Look below and pull out each line with the word "body".
>> start Recorded information
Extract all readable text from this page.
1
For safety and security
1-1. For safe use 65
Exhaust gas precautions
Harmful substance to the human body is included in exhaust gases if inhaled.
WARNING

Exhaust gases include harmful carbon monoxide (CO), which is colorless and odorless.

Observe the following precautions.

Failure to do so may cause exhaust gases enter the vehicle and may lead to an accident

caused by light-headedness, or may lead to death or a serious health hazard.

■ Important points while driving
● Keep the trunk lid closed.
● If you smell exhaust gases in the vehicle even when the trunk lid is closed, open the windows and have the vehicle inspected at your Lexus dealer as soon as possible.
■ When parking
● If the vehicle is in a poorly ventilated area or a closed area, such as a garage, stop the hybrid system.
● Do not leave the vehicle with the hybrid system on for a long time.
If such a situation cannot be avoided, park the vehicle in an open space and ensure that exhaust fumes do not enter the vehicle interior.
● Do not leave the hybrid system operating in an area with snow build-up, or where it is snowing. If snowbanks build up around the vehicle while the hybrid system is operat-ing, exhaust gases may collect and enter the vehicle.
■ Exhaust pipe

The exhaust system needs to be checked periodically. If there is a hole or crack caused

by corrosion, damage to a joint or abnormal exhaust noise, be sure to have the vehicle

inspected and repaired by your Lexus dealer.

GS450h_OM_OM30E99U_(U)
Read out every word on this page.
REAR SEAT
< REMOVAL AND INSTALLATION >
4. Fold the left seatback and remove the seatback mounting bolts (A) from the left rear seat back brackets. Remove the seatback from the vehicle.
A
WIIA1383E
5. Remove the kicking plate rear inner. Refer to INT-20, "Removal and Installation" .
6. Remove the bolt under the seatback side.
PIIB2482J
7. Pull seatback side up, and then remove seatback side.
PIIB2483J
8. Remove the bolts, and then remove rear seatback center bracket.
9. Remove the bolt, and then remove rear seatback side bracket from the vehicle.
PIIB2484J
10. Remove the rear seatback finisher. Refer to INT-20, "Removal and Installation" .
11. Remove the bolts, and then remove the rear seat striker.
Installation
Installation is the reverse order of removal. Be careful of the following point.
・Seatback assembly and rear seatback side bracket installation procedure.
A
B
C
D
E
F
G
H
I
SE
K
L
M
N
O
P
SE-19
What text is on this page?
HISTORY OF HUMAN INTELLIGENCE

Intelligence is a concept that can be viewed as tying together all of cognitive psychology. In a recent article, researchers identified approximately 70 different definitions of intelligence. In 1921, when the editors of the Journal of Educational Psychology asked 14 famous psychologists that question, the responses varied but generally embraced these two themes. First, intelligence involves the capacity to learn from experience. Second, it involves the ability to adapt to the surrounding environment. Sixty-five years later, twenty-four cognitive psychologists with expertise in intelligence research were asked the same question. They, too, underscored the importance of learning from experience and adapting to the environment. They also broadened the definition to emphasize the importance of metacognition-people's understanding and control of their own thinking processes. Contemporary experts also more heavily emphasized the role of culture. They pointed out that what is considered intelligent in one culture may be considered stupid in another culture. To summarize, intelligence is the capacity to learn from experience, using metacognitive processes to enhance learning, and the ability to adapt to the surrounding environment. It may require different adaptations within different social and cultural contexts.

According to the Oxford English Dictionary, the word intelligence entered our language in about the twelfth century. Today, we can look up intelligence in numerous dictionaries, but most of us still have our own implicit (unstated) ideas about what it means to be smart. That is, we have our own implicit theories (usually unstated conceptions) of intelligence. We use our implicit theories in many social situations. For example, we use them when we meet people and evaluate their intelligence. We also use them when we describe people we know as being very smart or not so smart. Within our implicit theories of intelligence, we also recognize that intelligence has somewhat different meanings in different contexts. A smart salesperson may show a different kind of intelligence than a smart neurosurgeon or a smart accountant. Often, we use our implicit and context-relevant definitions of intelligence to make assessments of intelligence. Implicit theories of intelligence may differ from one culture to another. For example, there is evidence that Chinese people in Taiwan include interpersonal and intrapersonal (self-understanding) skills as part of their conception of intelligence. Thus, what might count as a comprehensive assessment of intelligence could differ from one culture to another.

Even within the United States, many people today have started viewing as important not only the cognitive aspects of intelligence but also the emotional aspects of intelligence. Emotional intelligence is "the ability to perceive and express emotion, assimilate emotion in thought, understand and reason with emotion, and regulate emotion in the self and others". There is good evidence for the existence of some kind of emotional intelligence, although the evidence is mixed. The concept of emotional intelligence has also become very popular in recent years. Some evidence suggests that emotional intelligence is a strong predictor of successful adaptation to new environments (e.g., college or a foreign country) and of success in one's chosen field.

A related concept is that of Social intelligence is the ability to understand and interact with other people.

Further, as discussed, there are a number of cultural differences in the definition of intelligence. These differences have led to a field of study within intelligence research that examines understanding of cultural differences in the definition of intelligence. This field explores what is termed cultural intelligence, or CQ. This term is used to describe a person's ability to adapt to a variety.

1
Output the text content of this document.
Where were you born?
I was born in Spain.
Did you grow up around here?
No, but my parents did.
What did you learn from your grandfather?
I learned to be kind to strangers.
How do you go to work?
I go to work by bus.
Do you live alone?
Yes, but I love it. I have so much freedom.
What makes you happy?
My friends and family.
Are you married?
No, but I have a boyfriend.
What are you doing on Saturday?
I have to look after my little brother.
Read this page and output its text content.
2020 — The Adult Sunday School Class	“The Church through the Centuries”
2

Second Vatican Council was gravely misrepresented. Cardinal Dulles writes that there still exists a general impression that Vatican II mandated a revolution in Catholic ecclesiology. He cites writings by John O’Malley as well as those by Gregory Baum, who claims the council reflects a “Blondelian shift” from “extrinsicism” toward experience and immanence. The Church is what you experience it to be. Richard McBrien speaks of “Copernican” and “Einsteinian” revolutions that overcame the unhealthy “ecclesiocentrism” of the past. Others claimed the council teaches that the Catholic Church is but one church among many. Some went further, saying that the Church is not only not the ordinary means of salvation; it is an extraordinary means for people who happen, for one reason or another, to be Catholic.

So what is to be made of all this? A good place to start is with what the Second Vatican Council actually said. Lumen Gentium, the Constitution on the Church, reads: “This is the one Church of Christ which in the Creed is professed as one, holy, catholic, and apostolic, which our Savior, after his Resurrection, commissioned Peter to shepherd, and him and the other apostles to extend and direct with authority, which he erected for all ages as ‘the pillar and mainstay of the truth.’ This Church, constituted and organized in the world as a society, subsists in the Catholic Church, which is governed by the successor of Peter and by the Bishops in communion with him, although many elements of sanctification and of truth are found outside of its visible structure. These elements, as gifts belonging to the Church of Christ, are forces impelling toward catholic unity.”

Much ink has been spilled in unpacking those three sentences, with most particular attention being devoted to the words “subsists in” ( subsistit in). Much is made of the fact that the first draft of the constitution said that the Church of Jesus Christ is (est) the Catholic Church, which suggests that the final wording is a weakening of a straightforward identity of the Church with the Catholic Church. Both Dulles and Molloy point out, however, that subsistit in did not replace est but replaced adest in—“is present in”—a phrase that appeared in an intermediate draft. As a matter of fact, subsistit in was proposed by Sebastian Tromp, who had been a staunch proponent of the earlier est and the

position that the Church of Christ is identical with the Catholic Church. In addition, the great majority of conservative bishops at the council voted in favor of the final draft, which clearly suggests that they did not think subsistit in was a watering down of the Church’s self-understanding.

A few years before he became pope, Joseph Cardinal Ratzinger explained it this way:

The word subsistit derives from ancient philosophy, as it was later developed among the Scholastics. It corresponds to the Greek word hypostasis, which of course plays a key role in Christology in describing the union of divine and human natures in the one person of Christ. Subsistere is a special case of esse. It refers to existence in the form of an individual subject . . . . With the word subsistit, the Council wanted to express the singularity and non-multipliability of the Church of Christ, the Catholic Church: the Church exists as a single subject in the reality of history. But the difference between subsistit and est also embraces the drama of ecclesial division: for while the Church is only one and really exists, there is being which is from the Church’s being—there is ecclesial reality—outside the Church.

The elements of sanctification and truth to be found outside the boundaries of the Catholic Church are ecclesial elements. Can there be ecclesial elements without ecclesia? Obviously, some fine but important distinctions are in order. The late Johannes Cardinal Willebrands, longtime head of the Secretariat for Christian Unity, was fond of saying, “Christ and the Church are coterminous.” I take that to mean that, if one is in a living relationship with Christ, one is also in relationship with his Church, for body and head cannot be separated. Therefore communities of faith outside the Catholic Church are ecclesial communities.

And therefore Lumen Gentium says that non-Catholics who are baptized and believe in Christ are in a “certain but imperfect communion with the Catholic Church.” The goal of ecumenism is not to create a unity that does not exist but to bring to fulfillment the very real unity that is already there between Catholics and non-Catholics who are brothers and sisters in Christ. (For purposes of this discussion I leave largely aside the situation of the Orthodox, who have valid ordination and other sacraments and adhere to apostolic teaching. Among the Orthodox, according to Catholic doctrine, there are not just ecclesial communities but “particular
>> end Recorded information
* The result
Harmful substance to the human body is included in exhaust gases if inhaled.
The elements of sanctification and truth to be found outside the boundaries of the Catholic Church are ecclesial elements. Can there be ecclesial elements without ecclesia? Obviously, some fine but important distinctions are in order. The late Johannes Cardinal Willebrands, longtime head of the Secretariat for Christian Unity, was fond of saying, “Christ and the Church are coterminous.” I take that to mean that, if one is in a living relationship with Christ, one is also in relationship with his Church, for body and head cannot be separated. Therefore communities of faith outside the Catholic Church are ecclesial communities.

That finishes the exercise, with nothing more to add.